Written task. Copy all lines below exactly as written. Leave pictures out.

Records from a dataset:
┄┄┄┄┄┄
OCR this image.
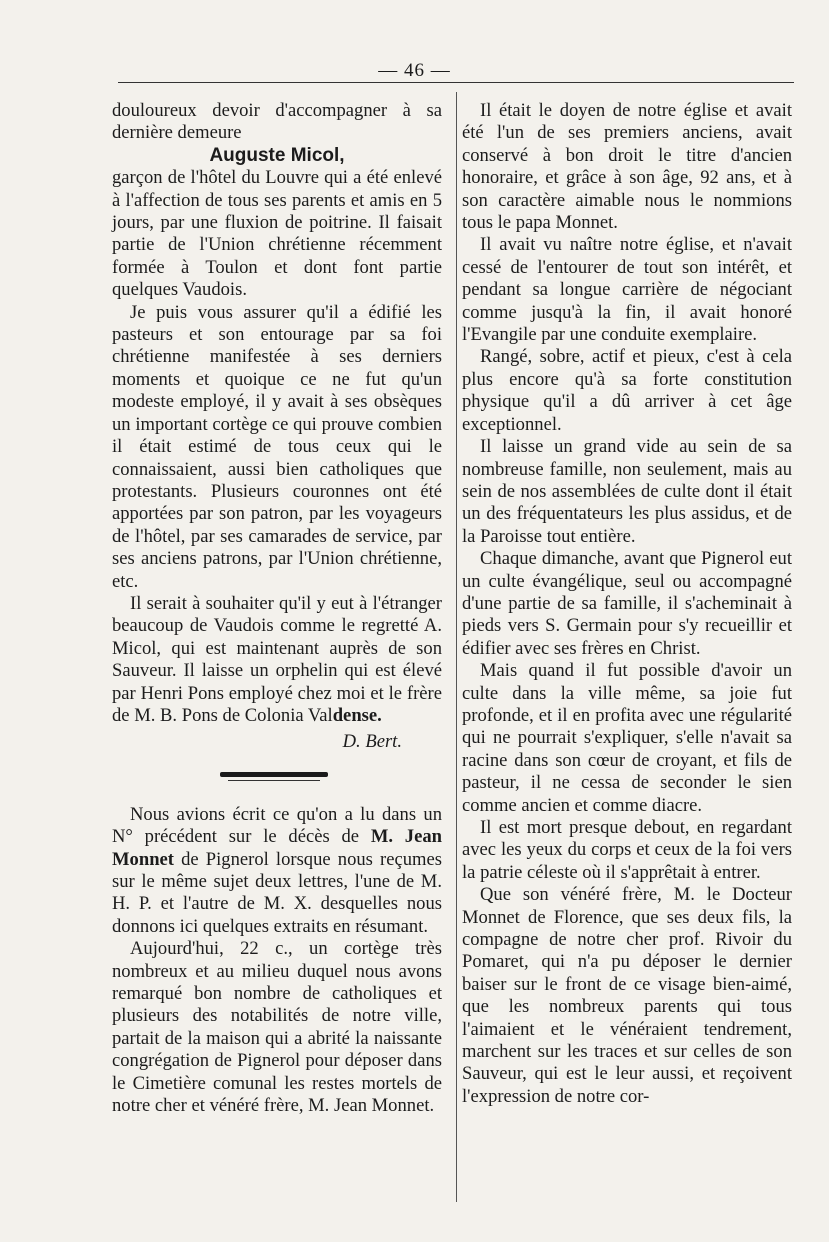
— 46 —

douloureux devoir d'accompagner à sa dernière demeure

Auguste Micol,

garçon de l'hôtel du Louvre qui a été enlevé à l'affection de tous ses parents et amis en 5 jours, par une fluxion de poitrine. Il faisait partie de l'Union chrétienne récemment formée à Toulon et dont font partie quelques Vaudois.

Je puis vous assurer qu'il a édifié les pasteurs et son entourage par sa foi chrétienne manifestée à ses derniers moments et quoique ce ne fut qu'un modeste employé, il y avait à ses obsèques un important cortège ce qui prouve combien il était estimé de tous ceux qui le connaissaient, aussi bien catholiques que protestants. Plusieurs couronnes ont été apportées par son patron, par les voyageurs de l'hôtel, par ses camarades de service, par ses anciens patrons, par l'Union chrétienne, etc.

Il serait à souhaiter qu'il y eut à l'étranger beaucoup de Vaudois comme le regretté A. Micol, qui est maintenant auprès de son Sauveur. Il laisse un orphelin qui est élevé par Henri Pons employé chez moi et le frère de M. B. Pons de Colonia Valdense.

D. Bert.

Nous avions écrit ce qu'on a lu dans un N° précédent sur le décès de M. Jean Monnet de Pignerol lorsque nous reçumes sur le même sujet deux lettres, l'une de M. H. P. et l'autre de M. X. desquelles nous donnons ici quelques extraits en résumant.

Aujourd'hui, 22 c., un cortège très nombreux et au milieu duquel nous avons remarqué bon nombre de catholiques et plusieurs des notabilités de notre ville, partait de la maison qui a abrité la naissante congrégation de Pignerol pour déposer dans le Cimetière comunal les restes mortels de notre cher et vénéré frère, M. Jean Monnet.

Il était le doyen de notre église et avait été l'un de ses premiers anciens, avait conservé à bon droit le titre d'ancien honoraire, et grâce à son âge, 92 ans, et à son caractère aimable nous le nommions tous le papa Monnet.

Il avait vu naître notre église, et n'avait cessé de l'entourer de tout son intérêt, et pendant sa longue carrière de négociant comme jusqu'à la fin, il avait honoré l'Evangile par une conduite exemplaire.

Rangé, sobre, actif et pieux, c'est à cela plus encore qu'à sa forte constitution physique qu'il a dû arriver à cet âge exceptionnel.

Il laisse un grand vide au sein de sa nombreuse famille, non seulement, mais au sein de nos assemblées de culte dont il était un des fréquentateurs les plus assidus, et de la Paroisse tout entière.

Chaque dimanche, avant que Pignerol eut un culte évangélique, seul ou accompagné d'une partie de sa famille, il s'acheminait à pieds vers S. Germain pour s'y recueillir et édifier avec ses frères en Christ.

Mais quand il fut possible d'avoir un culte dans la ville même, sa joie fut profonde, et il en profita avec une régularité qui ne pourrait s'expliquer, s'elle n'avait sa racine dans son cœur de croyant, et fils de pasteur, il ne cessa de seconder le sien comme ancien et comme diacre.

Il est mort presque debout, en regardant avec les yeux du corps et ceux de la foi vers la patrie céleste où il s'apprêtait à entrer.

Que son vénéré frère, M. le Docteur Monnet de Florence, que ses deux fils, la compagne de notre cher prof. Rivoir du Pomaret, qui n'a pu déposer le dernier baiser sur le front de ce visage bien-aimé, que les nombreux parents qui tous l'aimaient et le vénéraient tendrement, marchent sur les traces et sur celles de son Sauveur, qui est le leur aussi, et reçoivent l'expression de notre cor-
┄┄┄┄┄┄
Correct response.
OCR this image.
— 46 —

douloureux devoir d'accompagner à sa dernière demeure

Auguste Micol,

garçon de l'hôtel du Louvre qui a été enlevé à l'affection de tous ses parents et amis en 5 jours, par une fluxion de poitrine. Il faisait partie de l'Union chrétienne récemment formée à Toulon et dont font partie quelques Vaudois.

Je puis vous assurer qu'il a édifié les pasteurs et son entourage par sa foi chrétienne manifestée à ses derniers moments et quoique ce ne fut qu'un modeste employé, il y avait à ses obsèques un important cortège ce qui prouve combien il était estimé de tous ceux qui le connaissaient, aussi bien catholiques que protestants. Plusieurs couronnes ont été apportées par son patron, par les voyageurs de l'hôtel, par ses camarades de service, par ses anciens patrons, par l'Union chrétienne, etc.

Il serait à souhaiter qu'il y eut à l'étranger beaucoup de Vaudois comme le regretté A. Micol, qui est maintenant auprès de son Sauveur. Il laisse un orphelin qui est élevé par Henri Pons employé chez moi et le frère de M. B. Pons de Colonia Valdense.

D. Bert.

Nous avions écrit ce qu'on a lu dans un N° précédent sur le décès de M. Jean Monnet de Pignerol lorsque nous reçumes sur le même sujet deux lettres, l'une de M. H. P. et l'autre de M. X. desquelles nous donnons ici quelques extraits en résumant.

Aujourd'hui, 22 c., un cortège très nombreux et au milieu duquel nous avons remarqué bon nombre de catholiques et plusieurs des notabilités de notre ville, partait de la maison qui a abrité la naissante congrégation de Pignerol pour déposer dans le Cimetière comunal les restes mortels de notre cher et vénéré frère, M. Jean Monnet.

Il était le doyen de notre église et avait été l'un de ses premiers anciens, avait conservé à bon droit le titre d'ancien honoraire, et grâce à son âge, 92 ans, et à son caractère aimable nous le nommions tous le papa Monnet.

Il avait vu naître notre église, et n'avait cessé de l'entourer de tout son intérêt, et pendant sa longue carrière de négociant comme jusqu'à la fin, il avait honoré l'Evangile par une conduite exemplaire.

Rangé, sobre, actif et pieux, c'est à cela plus encore qu'à sa forte constitution physique qu'il a dû arriver à cet âge exceptionnel.

Il laisse un grand vide au sein de sa nombreuse famille, non seulement, mais au sein de nos assemblées de culte dont il était un des fréquentateurs les plus assidus, et de la Paroisse tout entière.

Chaque dimanche, avant que Pignerol eut un culte évangélique, seul ou accompagné d'une partie de sa famille, il s'acheminait à pieds vers S. Germain pour s'y recueillir et édifier avec ses frères en Christ.

Mais quand il fut possible d'avoir un culte dans la ville même, sa joie fut profonde, et il en profita avec une régularité qui ne pourrait s'expliquer, s'elle n'avait sa racine dans son cœur de croyant, et fils de pasteur, il ne cessa de seconder le sien comme ancien et comme diacre.

Il est mort presque debout, en regardant avec les yeux du corps et ceux de la foi vers la patrie céleste où il s'apprêtait à entrer.

Que son vénéré frère, M. le Docteur Monnet de Florence, que ses deux fils, la compagne de notre cher prof. Rivoir du Pomaret, qui n'a pu déposer le dernier baiser sur le front de ce visage bien-aimé, que les nombreux parents qui tous l'aimaient et le vénéraient tendrement, marchent sur les traces et sur celles de son Sauveur, qui est le leur aussi, et reçoivent l'expression de notre cor-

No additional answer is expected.